Start of DATA LINES
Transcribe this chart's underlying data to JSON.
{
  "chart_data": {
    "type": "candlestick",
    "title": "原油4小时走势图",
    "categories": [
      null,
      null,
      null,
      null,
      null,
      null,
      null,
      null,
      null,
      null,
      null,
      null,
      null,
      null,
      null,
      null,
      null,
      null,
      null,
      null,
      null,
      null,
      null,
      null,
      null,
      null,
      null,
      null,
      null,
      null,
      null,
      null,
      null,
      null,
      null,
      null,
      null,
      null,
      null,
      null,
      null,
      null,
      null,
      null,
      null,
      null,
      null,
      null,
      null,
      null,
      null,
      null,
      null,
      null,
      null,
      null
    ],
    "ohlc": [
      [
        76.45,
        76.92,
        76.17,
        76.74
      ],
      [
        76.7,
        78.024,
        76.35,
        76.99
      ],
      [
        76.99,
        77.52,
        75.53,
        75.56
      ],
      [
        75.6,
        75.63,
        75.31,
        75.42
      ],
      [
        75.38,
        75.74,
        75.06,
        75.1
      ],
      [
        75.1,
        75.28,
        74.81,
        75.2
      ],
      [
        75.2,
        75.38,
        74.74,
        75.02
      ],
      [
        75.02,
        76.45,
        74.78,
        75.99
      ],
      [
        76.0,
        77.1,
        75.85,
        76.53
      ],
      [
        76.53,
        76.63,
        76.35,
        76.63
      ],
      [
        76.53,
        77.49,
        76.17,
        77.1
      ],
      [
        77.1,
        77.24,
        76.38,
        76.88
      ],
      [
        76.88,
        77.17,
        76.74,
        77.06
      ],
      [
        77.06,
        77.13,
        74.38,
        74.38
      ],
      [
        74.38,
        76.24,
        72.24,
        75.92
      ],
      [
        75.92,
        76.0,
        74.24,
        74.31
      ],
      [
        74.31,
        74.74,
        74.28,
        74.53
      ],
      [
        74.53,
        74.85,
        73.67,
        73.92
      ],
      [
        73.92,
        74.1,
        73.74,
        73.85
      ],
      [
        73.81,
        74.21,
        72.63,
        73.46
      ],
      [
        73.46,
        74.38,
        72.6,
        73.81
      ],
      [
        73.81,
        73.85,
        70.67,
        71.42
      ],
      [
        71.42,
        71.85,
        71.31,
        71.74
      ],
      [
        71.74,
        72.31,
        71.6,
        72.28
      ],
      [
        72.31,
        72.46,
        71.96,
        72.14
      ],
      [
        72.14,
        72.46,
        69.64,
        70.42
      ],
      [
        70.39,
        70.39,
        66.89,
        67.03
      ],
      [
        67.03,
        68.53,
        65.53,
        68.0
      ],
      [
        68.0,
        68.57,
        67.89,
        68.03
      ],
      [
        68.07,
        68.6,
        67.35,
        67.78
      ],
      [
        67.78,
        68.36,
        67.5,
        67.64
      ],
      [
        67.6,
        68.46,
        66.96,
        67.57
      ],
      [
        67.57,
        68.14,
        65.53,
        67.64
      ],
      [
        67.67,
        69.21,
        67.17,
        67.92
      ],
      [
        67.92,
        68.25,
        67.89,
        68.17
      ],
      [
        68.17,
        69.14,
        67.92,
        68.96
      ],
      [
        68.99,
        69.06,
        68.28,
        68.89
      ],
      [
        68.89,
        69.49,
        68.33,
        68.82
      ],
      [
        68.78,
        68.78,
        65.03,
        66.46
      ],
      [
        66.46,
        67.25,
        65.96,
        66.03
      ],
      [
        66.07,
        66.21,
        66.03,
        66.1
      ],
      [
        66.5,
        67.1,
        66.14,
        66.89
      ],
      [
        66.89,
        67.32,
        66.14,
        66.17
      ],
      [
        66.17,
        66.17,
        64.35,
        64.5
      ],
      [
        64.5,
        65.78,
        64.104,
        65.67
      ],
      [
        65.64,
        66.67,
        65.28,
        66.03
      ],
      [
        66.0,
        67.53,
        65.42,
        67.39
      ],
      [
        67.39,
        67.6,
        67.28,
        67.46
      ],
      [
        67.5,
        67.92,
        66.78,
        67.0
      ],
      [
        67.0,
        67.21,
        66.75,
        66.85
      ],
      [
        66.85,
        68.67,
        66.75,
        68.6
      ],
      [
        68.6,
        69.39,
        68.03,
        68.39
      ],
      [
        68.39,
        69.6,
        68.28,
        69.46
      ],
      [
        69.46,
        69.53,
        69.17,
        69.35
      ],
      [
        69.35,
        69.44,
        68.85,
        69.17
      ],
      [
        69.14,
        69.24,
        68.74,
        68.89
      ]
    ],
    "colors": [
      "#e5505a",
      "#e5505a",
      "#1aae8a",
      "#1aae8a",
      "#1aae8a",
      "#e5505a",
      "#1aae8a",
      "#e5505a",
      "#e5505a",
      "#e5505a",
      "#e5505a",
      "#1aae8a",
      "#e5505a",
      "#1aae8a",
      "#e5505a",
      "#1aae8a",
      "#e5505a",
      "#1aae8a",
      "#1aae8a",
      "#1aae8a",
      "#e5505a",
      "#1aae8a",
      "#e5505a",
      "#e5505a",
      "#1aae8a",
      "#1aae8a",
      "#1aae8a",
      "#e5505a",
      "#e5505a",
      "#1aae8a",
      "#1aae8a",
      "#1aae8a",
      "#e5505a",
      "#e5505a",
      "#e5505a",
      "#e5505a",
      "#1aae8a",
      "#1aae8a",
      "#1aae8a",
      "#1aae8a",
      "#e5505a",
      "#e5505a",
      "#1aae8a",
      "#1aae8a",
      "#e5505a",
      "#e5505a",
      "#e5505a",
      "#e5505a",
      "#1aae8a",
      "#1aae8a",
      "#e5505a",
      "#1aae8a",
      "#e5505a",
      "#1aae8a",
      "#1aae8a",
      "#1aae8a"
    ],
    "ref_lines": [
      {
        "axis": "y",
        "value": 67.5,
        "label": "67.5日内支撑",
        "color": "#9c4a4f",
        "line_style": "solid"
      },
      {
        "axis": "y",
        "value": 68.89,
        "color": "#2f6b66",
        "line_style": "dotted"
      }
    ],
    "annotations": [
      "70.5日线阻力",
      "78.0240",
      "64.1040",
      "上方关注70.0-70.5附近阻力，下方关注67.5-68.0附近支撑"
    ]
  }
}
End of DATA LINES
• _AIM OF THE EXERCISE_:
Nothing in the data may differ; print all of it exactly as written.

• _EXERCISE ANSWER_:
Transcribe this chart's underlying data to JSON.
{
  "chart_data": {
    "type": "candlestick",
    "title": "原油4小时走势图",
    "categories": [
      null,
      null,
      null,
      null,
      null,
      null,
      null,
      null,
      null,
      null,
      null,
      null,
      null,
      null,
      null,
      null,
      null,
      null,
      null,
      null,
      null,
      null,
      null,
      null,
      null,
      null,
      null,
      null,
      null,
      null,
      null,
      null,
      null,
      null,
      null,
      null,
      null,
      null,
      null,
      null,
      null,
      null,
      null,
      null,
      null,
      null,
      null,
      null,
      null,
      null,
      null,
      null,
      null,
      null,
      null,
      null
    ],
    "ohlc": [
      [
        76.45,
        76.92,
        76.17,
        76.74
      ],
      [
        76.7,
        78.024,
        76.35,
        76.99
      ],
      [
        76.99,
        77.52,
        75.53,
        75.56
      ],
      [
        75.6,
        75.63,
        75.31,
        75.42
      ],
      [
        75.38,
        75.74,
        75.06,
        75.1
      ],
      [
        75.1,
        75.28,
        74.81,
        75.2
      ],
      [
        75.2,
        75.38,
        74.74,
        75.02
      ],
      [
        75.02,
        76.45,
        74.78,
        75.99
      ],
      [
        76.0,
        77.1,
        75.85,
        76.53
      ],
      [
        76.53,
        76.63,
        76.35,
        76.63
      ],
      [
        76.53,
        77.49,
        76.17,
        77.1
      ],
      [
        77.1,
        77.24,
        76.38,
        76.88
      ],
      [
        76.88,
        77.17,
        76.74,
        77.06
      ],
      [
        77.06,
        77.13,
        74.38,
        74.38
      ],
      [
        74.38,
        76.24,
        72.24,
        75.92
      ],
      [
        75.92,
        76.0,
        74.24,
        74.31
      ],
      [
        74.31,
        74.74,
        74.28,
        74.53
      ],
      [
        74.53,
        74.85,
        73.67,
        73.92
      ],
      [
        73.92,
        74.1,
        73.74,
        73.85
      ],
      [
        73.81,
        74.21,
        72.63,
        73.46
      ],
      [
        73.46,
        74.38,
        72.6,
        73.81
      ],
      [
        73.81,
        73.85,
        70.67,
        71.42
      ],
      [
        71.42,
        71.85,
        71.31,
        71.74
      ],
      [
        71.74,
        72.31,
        71.6,
        72.28
      ],
      [
        72.31,
        72.46,
        71.96,
        72.14
      ],
      [
        72.14,
        72.46,
        69.64,
        70.42
      ],
      [
        70.39,
        70.39,
        66.89,
        67.03
      ],
      [
        67.03,
        68.53,
        65.53,
        68.0
      ],
      [
        68.0,
        68.57,
        67.89,
        68.03
      ],
      [
        68.07,
        68.6,
        67.35,
        67.78
      ],
      [
        67.78,
        68.36,
        67.5,
        67.64
      ],
      [
        67.6,
        68.46,
        66.96,
        67.57
      ],
      [
        67.57,
        68.14,
        65.53,
        67.64
      ],
      [
        67.67,
        69.21,
        67.17,
        67.92
      ],
      [
        67.92,
        68.25,
        67.89,
        68.17
      ],
      [
        68.17,
        69.14,
        67.92,
        68.96
      ],
      [
        68.99,
        69.06,
        68.28,
        68.89
      ],
      [
        68.89,
        69.49,
        68.33,
        68.82
      ],
      [
        68.78,
        68.78,
        65.03,
        66.46
      ],
      [
        66.46,
        67.25,
        65.96,
        66.03
      ],
      [
        66.07,
        66.21,
        66.03,
        66.1
      ],
      [
        66.5,
        67.1,
        66.14,
        66.89
      ],
      [
        66.89,
        67.32,
        66.14,
        66.17
      ],
      [
        66.17,
        66.17,
        64.35,
        64.5
      ],
      [
        64.5,
        65.78,
        64.104,
        65.67
      ],
      [
        65.64,
        66.67,
        65.28,
        66.03
      ],
      [
        66.0,
        67.53,
        65.42,
        67.39
      ],
      [
        67.39,
        67.6,
        67.28,
        67.46
      ],
      [
        67.5,
        67.92,
        66.78,
        67.0
      ],
      [
        67.0,
        67.21,
        66.75,
        66.85
      ],
      [
        66.85,
        68.67,
        66.75,
        68.6
      ],
      [
        68.6,
        69.39,
        68.03,
        68.39
      ],
      [
        68.39,
        69.6,
        68.28,
        69.46
      ],
      [
        69.46,
        69.53,
        69.17,
        69.35
      ],
      [
        69.35,
        69.44,
        68.85,
        69.17
      ],
      [
        69.14,
        69.24,
        68.74,
        68.89
      ]
    ],
    "colors": [
      "#e5505a",
      "#e5505a",
      "#1aae8a",
      "#1aae8a",
      "#1aae8a",
      "#e5505a",
      "#1aae8a",
      "#e5505a",
      "#e5505a",
      "#e5505a",
      "#e5505a",
      "#1aae8a",
      "#e5505a",
      "#1aae8a",
      "#e5505a",
      "#1aae8a",
      "#e5505a",
      "#1aae8a",
      "#1aae8a",
      "#1aae8a",
      "#e5505a",
      "#1aae8a",
      "#e5505a",
      "#e5505a",
      "#1aae8a",
      "#1aae8a",
      "#1aae8a",
      "#e5505a",
      "#e5505a",
      "#1aae8a",
      "#1aae8a",
      "#1aae8a",
      "#e5505a",
      "#e5505a",
      "#e5505a",
      "#e5505a",
      "#1aae8a",
      "#1aae8a",
      "#1aae8a",
      "#1aae8a",
      "#e5505a",
      "#e5505a",
      "#1aae8a",
      "#1aae8a",
      "#e5505a",
      "#e5505a",
      "#e5505a",
      "#e5505a",
      "#1aae8a",
      "#1aae8a",
      "#e5505a",
      "#1aae8a",
      "#e5505a",
      "#1aae8a",
      "#1aae8a",
      "#1aae8a"
    ],
    "ref_lines": [
      {
        "axis": "y",
        "value": 67.5,
        "label": "67.5日内支撑",
        "color": "#9c4a4f",
        "line_style": "solid"
      },
      {
        "axis": "y",
        "value": 68.89,
        "color": "#2f6b66",
        "line_style": "dotted"
      }
    ],
    "annotations": [
      "70.5日线阻力",
      "78.0240",
      "64.1040",
      "上方关注70.0-70.5附近阻力，下方关注67.5-68.0附近支撑"
    ]
  }
}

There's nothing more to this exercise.